WORK TO BE COMPLETED - Arrange every row below as a numbered list, leaving out any blank lines.

STORED ROWS -
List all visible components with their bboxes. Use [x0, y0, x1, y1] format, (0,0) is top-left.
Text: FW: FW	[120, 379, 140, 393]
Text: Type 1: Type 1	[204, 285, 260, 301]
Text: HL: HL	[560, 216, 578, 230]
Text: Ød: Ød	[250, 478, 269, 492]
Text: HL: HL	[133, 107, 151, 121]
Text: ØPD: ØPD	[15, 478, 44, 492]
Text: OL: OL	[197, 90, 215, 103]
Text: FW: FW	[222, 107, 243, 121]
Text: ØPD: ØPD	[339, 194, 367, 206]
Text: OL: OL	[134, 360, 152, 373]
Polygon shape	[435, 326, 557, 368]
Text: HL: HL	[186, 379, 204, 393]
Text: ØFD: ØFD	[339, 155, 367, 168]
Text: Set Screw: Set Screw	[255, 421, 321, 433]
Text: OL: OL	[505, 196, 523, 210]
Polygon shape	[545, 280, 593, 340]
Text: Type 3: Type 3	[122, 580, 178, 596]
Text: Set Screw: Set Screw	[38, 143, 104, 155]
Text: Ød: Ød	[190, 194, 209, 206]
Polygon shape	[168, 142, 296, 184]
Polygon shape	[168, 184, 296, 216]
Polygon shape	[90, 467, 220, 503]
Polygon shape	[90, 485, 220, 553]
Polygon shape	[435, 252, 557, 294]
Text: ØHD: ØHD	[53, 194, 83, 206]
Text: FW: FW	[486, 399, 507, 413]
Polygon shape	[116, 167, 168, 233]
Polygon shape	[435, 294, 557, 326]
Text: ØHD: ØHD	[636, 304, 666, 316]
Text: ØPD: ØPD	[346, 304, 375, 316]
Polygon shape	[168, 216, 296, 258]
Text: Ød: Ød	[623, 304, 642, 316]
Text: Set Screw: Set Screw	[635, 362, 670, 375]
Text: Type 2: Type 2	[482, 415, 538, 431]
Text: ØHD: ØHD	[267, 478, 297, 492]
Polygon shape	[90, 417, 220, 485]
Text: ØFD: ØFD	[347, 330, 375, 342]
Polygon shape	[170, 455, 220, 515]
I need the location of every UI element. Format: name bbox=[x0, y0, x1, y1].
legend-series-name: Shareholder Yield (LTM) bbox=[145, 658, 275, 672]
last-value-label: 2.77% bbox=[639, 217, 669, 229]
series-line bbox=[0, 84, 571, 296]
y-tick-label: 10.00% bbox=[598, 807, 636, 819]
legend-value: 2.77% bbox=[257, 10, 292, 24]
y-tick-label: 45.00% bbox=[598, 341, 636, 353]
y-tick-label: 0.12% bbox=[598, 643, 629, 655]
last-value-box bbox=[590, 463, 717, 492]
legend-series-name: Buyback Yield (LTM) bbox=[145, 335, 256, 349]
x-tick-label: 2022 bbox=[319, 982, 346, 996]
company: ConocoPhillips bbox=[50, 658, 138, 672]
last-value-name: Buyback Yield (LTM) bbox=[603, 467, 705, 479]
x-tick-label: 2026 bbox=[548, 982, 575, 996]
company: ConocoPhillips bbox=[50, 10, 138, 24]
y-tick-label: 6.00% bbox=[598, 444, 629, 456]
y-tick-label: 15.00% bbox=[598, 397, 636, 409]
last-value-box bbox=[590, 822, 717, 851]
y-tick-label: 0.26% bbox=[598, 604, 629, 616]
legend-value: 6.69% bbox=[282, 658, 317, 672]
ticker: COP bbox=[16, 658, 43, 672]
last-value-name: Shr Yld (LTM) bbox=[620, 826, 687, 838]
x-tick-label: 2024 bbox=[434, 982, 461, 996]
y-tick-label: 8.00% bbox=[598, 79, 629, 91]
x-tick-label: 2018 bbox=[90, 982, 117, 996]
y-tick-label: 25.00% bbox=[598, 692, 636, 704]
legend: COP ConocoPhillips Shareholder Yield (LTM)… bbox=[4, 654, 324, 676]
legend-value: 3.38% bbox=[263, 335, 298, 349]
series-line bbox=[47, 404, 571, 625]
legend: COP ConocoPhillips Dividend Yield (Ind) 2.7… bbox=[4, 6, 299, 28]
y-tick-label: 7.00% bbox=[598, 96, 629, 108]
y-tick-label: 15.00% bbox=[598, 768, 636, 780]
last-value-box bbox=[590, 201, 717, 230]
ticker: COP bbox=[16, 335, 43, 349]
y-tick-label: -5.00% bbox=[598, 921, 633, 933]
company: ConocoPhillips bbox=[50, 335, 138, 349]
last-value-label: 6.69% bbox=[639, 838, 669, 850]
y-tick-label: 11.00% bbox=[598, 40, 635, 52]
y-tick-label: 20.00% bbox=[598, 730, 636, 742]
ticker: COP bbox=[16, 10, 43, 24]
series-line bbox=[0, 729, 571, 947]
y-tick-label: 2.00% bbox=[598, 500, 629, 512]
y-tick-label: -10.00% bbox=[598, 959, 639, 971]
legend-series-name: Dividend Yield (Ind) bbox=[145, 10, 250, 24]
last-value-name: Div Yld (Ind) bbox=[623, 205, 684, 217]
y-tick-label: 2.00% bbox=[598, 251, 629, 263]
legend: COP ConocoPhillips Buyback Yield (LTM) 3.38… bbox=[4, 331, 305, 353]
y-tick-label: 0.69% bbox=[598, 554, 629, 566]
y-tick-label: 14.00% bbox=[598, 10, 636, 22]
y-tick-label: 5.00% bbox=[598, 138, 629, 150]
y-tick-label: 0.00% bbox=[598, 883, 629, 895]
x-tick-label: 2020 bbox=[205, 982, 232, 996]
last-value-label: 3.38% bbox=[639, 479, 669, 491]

COMPLETE RESPONSE -
1. List all visible components with their bboxes. Use [x0, y0, x1, y1] format, (0,0) is top-left.
2. Text: FW: FW	[120, 379, 140, 393]
3. Text: Type 1: Type 1	[204, 285, 260, 301]
4. Text: HL: HL	[560, 216, 578, 230]
5. Text: Ød: Ød	[250, 478, 269, 492]
6. Text: HL: HL	[133, 107, 151, 121]
7. Text: ØPD: ØPD	[15, 478, 44, 492]
8. Text: OL: OL	[197, 90, 215, 103]
9. Text: FW: FW	[222, 107, 243, 121]
10. Text: ØPD: ØPD	[339, 194, 367, 206]
11. Text: OL: OL	[134, 360, 152, 373]
12. Polygon shape	[435, 326, 557, 368]
13. Text: HL: HL	[186, 379, 204, 393]
14. Text: ØFD: ØFD	[339, 155, 367, 168]
15. Text: Set Screw: Set Screw	[255, 421, 321, 433]
16. Text: OL: OL	[505, 196, 523, 210]
17. Polygon shape	[545, 280, 593, 340]
18. Text: Type 3: Type 3	[122, 580, 178, 596]
19. Text: Set Screw: Set Screw	[38, 143, 104, 155]
20. Text: Ød: Ød	[190, 194, 209, 206]
21. Polygon shape	[168, 142, 296, 184]
22. Polygon shape	[168, 184, 296, 216]
23. Polygon shape	[90, 467, 220, 503]
24. Polygon shape	[90, 485, 220, 553]
25. Polygon shape	[435, 252, 557, 294]
26. Text: ØHD: ØHD	[53, 194, 83, 206]
27. Text: FW: FW	[486, 399, 507, 413]
28. Polygon shape	[116, 167, 168, 233]
29. Polygon shape	[435, 294, 557, 326]
30. Text: ØHD: ØHD	[636, 304, 666, 316]
31. Text: ØPD: ØPD	[346, 304, 375, 316]
32. Polygon shape	[168, 216, 296, 258]
33. Text: Ød: Ød	[623, 304, 642, 316]
34. Text: Set Screw: Set Screw	[635, 362, 670, 375]
35. Text: Type 2: Type 2	[482, 415, 538, 431]
36. Text: ØHD: ØHD	[267, 478, 297, 492]
37. Polygon shape	[90, 417, 220, 485]
38. Text: ØFD: ØFD	[347, 330, 375, 342]
39. Polygon shape	[170, 455, 220, 515]
40. I need the location of every UI element. Format: name bbox=[x0, y0, x1, y1].
41. legend-series-name: Shareholder Yield (LTM) bbox=[145, 658, 275, 672]
42. last-value-label: 2.77% bbox=[639, 217, 669, 229]
43. series-line bbox=[0, 84, 571, 296]
44. y-tick-label: 10.00% bbox=[598, 807, 636, 819]
45. legend-value: 2.77% bbox=[257, 10, 292, 24]
46. y-tick-label: 45.00% bbox=[598, 341, 636, 353]
47. y-tick-label: 0.12% bbox=[598, 643, 629, 655]
48. last-value-box bbox=[590, 463, 717, 492]
49. legend-series-name: Buyback Yield (LTM) bbox=[145, 335, 256, 349]
50. x-tick-label: 2022 bbox=[319, 982, 346, 996]
51. company: ConocoPhillips bbox=[50, 658, 138, 672]
52. last-value-name: Buyback Yield (LTM) bbox=[603, 467, 705, 479]
53. x-tick-label: 2026 bbox=[548, 982, 575, 996]
54. company: ConocoPhillips bbox=[50, 10, 138, 24]
55. y-tick-label: 6.00% bbox=[598, 444, 629, 456]
56. y-tick-label: 15.00% bbox=[598, 397, 636, 409]
57. last-value-box bbox=[590, 822, 717, 851]
58. y-tick-label: 0.26% bbox=[598, 604, 629, 616]
59. legend-value: 6.69% bbox=[282, 658, 317, 672]
60. ticker: COP bbox=[16, 658, 43, 672]
61. last-value-name: Shr Yld (LTM) bbox=[620, 826, 687, 838]
62. x-tick-label: 2024 bbox=[434, 982, 461, 996]
63. y-tick-label: 8.00% bbox=[598, 79, 629, 91]
64. x-tick-label: 2018 bbox=[90, 982, 117, 996]
65. y-tick-label: 25.00% bbox=[598, 692, 636, 704]
66. legend: COP ConocoPhillips Shareholder Yield (LTM)… bbox=[4, 654, 324, 676]
67. legend-value: 3.38% bbox=[263, 335, 298, 349]
68. series-line bbox=[47, 404, 571, 625]
69. legend: COP ConocoPhillips Dividend Yield (Ind) 2.7… bbox=[4, 6, 299, 28]
70. y-tick-label: 7.00% bbox=[598, 96, 629, 108]
71. y-tick-label: 15.00% bbox=[598, 768, 636, 780]
72. last-value-box bbox=[590, 201, 717, 230]
73. ticker: COP bbox=[16, 335, 43, 349]
74. y-tick-label: -5.00% bbox=[598, 921, 633, 933]
75. company: ConocoPhillips bbox=[50, 335, 138, 349]
76. last-value-label: 6.69% bbox=[639, 838, 669, 850]
77. y-tick-label: 11.00% bbox=[598, 40, 635, 52]
78. y-tick-label: 20.00% bbox=[598, 730, 636, 742]
79. ticker: COP bbox=[16, 10, 43, 24]
80. series-line bbox=[0, 729, 571, 947]
81. y-tick-label: 2.00% bbox=[598, 500, 629, 512]
82. y-tick-label: -10.00% bbox=[598, 959, 639, 971]
83. legend-series-name: Dividend Yield (Ind) bbox=[145, 10, 250, 24]
84. last-value-name: Div Yld (Ind) bbox=[623, 205, 684, 217]
85. y-tick-label: 2.00% bbox=[598, 251, 629, 263]
86. legend: COP ConocoPhillips Buyback Yield (LTM) 3.38… bbox=[4, 331, 305, 353]
87. y-tick-label: 0.69% bbox=[598, 554, 629, 566]
88. y-tick-label: 14.00% bbox=[598, 10, 636, 22]
89. y-tick-label: 5.00% bbox=[598, 138, 629, 150]
90. y-tick-label: 0.00% bbox=[598, 883, 629, 895]
91. x-tick-label: 2020 bbox=[205, 982, 232, 996]
92. last-value-label: 3.38% bbox=[639, 479, 669, 491]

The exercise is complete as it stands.